## DATA SUPPLIED
----

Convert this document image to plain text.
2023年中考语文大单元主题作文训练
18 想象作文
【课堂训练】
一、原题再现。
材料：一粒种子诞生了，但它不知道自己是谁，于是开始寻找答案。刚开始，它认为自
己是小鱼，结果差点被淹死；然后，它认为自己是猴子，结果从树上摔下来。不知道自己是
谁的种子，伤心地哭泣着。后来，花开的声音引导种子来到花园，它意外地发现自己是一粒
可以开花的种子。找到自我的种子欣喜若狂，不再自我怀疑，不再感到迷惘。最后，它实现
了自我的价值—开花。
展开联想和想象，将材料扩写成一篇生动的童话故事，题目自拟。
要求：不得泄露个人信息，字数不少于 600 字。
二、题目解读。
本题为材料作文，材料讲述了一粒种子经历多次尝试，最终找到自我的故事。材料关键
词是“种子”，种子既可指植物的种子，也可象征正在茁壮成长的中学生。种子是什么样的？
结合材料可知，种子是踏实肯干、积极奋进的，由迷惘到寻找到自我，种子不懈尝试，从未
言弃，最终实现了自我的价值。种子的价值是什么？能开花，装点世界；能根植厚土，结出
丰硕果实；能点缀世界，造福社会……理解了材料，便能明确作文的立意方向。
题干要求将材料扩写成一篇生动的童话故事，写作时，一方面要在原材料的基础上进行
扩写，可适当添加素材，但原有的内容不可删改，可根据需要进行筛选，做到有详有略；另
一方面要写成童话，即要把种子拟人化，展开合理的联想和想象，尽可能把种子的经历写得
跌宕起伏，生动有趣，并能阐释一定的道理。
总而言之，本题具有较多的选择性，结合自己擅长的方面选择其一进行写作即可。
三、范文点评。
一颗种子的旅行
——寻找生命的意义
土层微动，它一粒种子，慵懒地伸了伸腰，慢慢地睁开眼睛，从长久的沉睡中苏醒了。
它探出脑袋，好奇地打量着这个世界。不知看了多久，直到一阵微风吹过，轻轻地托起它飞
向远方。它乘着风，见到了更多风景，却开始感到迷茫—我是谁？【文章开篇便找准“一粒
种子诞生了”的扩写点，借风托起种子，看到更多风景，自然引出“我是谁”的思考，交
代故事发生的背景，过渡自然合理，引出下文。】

----

## SHORT TASK
Write the entire listing out again, word for word.

## TASK RESPONSE
Convert this document image to plain text.
2023年中考语文大单元主题作文训练
18 想象作文
【课堂训练】
一、原题再现。
材料：一粒种子诞生了，但它不知道自己是谁，于是开始寻找答案。刚开始，它认为自
己是小鱼，结果差点被淹死；然后，它认为自己是猴子，结果从树上摔下来。不知道自己是
谁的种子，伤心地哭泣着。后来，花开的声音引导种子来到花园，它意外地发现自己是一粒
可以开花的种子。找到自我的种子欣喜若狂，不再自我怀疑，不再感到迷惘。最后，它实现
了自我的价值—开花。
展开联想和想象，将材料扩写成一篇生动的童话故事，题目自拟。
要求：不得泄露个人信息，字数不少于 600 字。
二、题目解读。
本题为材料作文，材料讲述了一粒种子经历多次尝试，最终找到自我的故事。材料关键
词是“种子”，种子既可指植物的种子，也可象征正在茁壮成长的中学生。种子是什么样的？
结合材料可知，种子是踏实肯干、积极奋进的，由迷惘到寻找到自我，种子不懈尝试，从未
言弃，最终实现了自我的价值。种子的价值是什么？能开花，装点世界；能根植厚土，结出
丰硕果实；能点缀世界，造福社会……理解了材料，便能明确作文的立意方向。
题干要求将材料扩写成一篇生动的童话故事，写作时，一方面要在原材料的基础上进行
扩写，可适当添加素材，但原有的内容不可删改，可根据需要进行筛选，做到有详有略；另
一方面要写成童话，即要把种子拟人化，展开合理的联想和想象，尽可能把种子的经历写得
跌宕起伏，生动有趣，并能阐释一定的道理。
总而言之，本题具有较多的选择性，结合自己擅长的方面选择其一进行写作即可。
三、范文点评。
一颗种子的旅行
——寻找生命的意义
土层微动，它一粒种子，慵懒地伸了伸腰，慢慢地睁开眼睛，从长久的沉睡中苏醒了。
它探出脑袋，好奇地打量着这个世界。不知看了多久，直到一阵微风吹过，轻轻地托起它飞
向远方。它乘着风，见到了更多风景，却开始感到迷茫—我是谁？【文章开篇便找准“一粒
种子诞生了”的扩写点，借风托起种子，看到更多风景，自然引出“我是谁”的思考，交
代故事发生的背景，过渡自然合理，引出下文。】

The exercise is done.